Return all lines from the listing below in which the string "infographics" occurs.

RECORD SET:
_ _ _
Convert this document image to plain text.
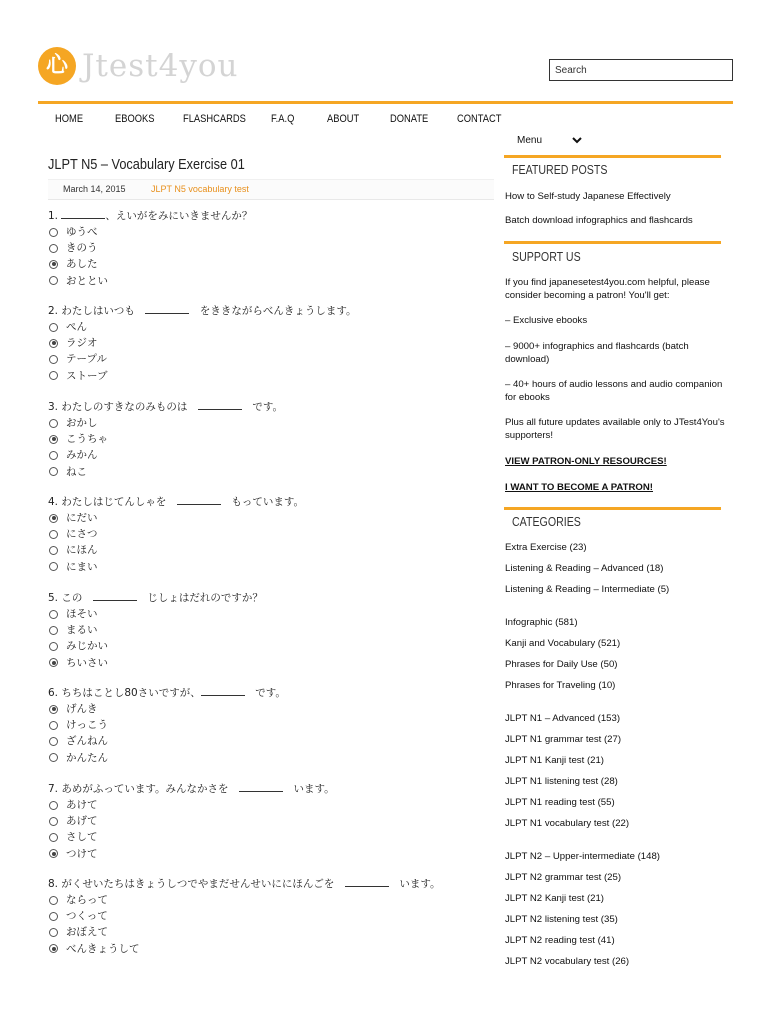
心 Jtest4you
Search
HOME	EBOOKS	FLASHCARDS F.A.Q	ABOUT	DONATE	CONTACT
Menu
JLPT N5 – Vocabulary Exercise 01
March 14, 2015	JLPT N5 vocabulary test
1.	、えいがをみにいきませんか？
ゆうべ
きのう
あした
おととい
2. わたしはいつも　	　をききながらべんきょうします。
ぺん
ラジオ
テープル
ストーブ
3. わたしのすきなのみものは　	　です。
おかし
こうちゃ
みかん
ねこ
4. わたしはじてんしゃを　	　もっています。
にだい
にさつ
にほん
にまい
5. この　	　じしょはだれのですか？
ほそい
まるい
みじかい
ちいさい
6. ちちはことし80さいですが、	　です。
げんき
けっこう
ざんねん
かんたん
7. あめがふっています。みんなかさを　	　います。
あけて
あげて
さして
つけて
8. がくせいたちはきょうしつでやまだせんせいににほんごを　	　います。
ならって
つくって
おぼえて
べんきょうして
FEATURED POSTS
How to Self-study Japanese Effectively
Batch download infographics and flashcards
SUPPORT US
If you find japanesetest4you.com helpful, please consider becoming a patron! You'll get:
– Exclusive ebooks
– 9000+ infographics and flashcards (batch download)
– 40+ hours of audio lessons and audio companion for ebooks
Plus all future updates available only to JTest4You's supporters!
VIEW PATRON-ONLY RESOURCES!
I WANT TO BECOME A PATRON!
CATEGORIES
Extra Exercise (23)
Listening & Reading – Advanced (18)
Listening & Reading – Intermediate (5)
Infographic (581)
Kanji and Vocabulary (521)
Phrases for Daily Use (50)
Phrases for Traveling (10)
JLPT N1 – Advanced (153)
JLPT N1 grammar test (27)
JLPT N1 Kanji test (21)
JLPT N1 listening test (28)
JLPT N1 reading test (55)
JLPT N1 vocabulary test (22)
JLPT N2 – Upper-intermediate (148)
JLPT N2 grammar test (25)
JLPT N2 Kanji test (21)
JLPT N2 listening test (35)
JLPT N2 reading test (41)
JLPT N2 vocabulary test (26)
_ _ _
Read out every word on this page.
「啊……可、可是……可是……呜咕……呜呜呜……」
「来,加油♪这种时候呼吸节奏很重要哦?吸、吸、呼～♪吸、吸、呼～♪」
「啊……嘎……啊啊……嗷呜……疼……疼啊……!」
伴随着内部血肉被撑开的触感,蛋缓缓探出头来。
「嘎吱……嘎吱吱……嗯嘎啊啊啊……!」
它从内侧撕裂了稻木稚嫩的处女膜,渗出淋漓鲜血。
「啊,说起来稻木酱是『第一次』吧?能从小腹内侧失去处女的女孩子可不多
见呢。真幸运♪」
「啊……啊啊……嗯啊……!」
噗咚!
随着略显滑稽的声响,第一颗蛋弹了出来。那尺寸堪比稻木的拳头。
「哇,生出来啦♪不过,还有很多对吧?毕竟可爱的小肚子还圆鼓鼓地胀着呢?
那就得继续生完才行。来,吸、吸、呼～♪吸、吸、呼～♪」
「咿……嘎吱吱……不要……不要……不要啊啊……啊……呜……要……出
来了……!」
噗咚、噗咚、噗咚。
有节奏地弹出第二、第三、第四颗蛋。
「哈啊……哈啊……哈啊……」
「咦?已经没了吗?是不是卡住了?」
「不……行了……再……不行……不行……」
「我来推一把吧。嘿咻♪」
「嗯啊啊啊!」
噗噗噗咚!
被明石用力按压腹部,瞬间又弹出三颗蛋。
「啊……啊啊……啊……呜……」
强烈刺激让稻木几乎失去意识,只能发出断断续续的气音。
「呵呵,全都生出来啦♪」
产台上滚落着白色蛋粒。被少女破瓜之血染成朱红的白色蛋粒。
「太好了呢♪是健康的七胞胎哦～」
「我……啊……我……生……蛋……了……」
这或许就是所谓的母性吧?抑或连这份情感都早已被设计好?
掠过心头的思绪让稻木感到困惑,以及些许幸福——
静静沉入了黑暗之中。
_ _ _
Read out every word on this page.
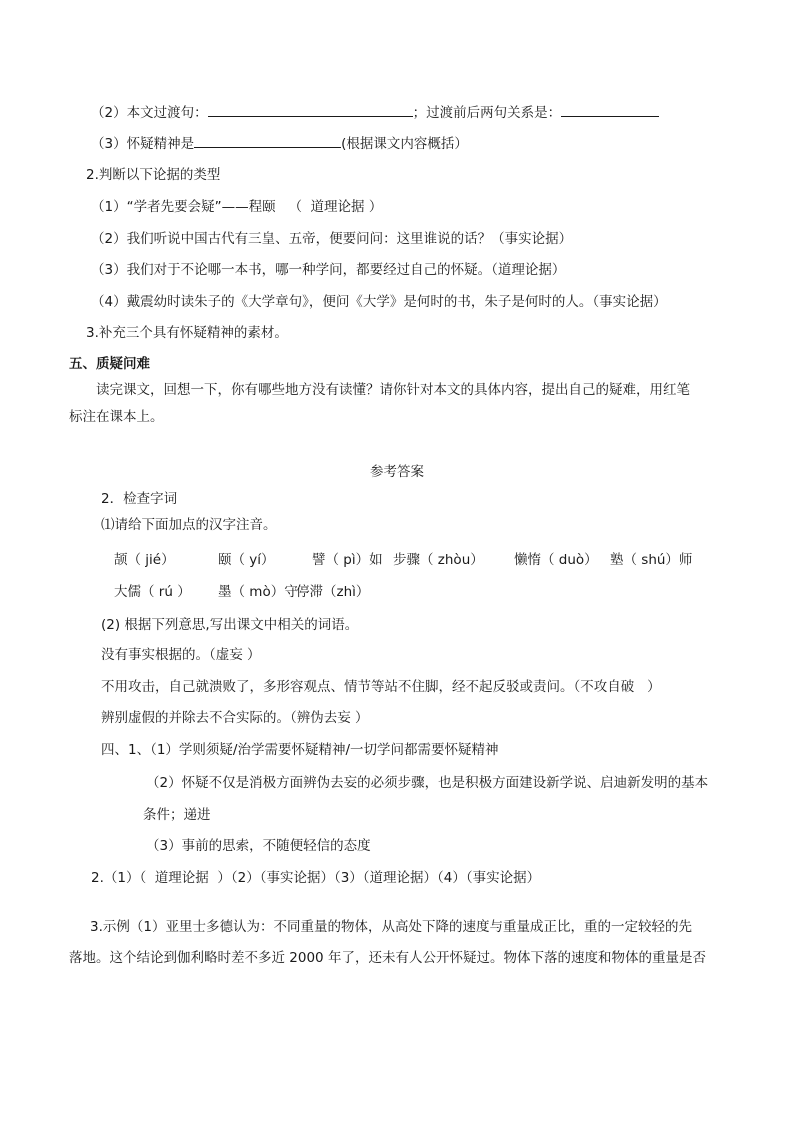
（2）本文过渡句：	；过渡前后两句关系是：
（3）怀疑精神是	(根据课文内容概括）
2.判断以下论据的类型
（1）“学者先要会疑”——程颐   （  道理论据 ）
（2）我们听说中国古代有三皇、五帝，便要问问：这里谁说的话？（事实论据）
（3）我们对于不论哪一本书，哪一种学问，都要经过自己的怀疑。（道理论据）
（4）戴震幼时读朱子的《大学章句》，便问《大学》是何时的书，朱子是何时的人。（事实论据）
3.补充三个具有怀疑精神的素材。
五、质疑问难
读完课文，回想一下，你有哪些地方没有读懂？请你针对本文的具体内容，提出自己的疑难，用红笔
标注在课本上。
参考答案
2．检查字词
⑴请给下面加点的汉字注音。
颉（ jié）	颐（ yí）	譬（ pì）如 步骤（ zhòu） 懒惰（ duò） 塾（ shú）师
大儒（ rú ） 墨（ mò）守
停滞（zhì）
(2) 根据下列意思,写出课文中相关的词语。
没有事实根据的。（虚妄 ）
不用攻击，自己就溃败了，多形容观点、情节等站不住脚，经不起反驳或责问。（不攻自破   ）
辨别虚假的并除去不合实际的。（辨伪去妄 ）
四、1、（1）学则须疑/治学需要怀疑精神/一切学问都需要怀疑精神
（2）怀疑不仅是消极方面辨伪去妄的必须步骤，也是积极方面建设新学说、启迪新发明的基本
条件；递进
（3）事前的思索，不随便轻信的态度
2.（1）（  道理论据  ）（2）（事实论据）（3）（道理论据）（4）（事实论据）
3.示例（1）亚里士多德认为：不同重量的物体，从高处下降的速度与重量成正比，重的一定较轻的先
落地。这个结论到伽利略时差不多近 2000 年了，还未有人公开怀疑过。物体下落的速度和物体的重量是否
_ _ _
EXPECTED ANSWER:
Batch download infographics and flashcards
– 9000+ infographics and flashcards (batch download)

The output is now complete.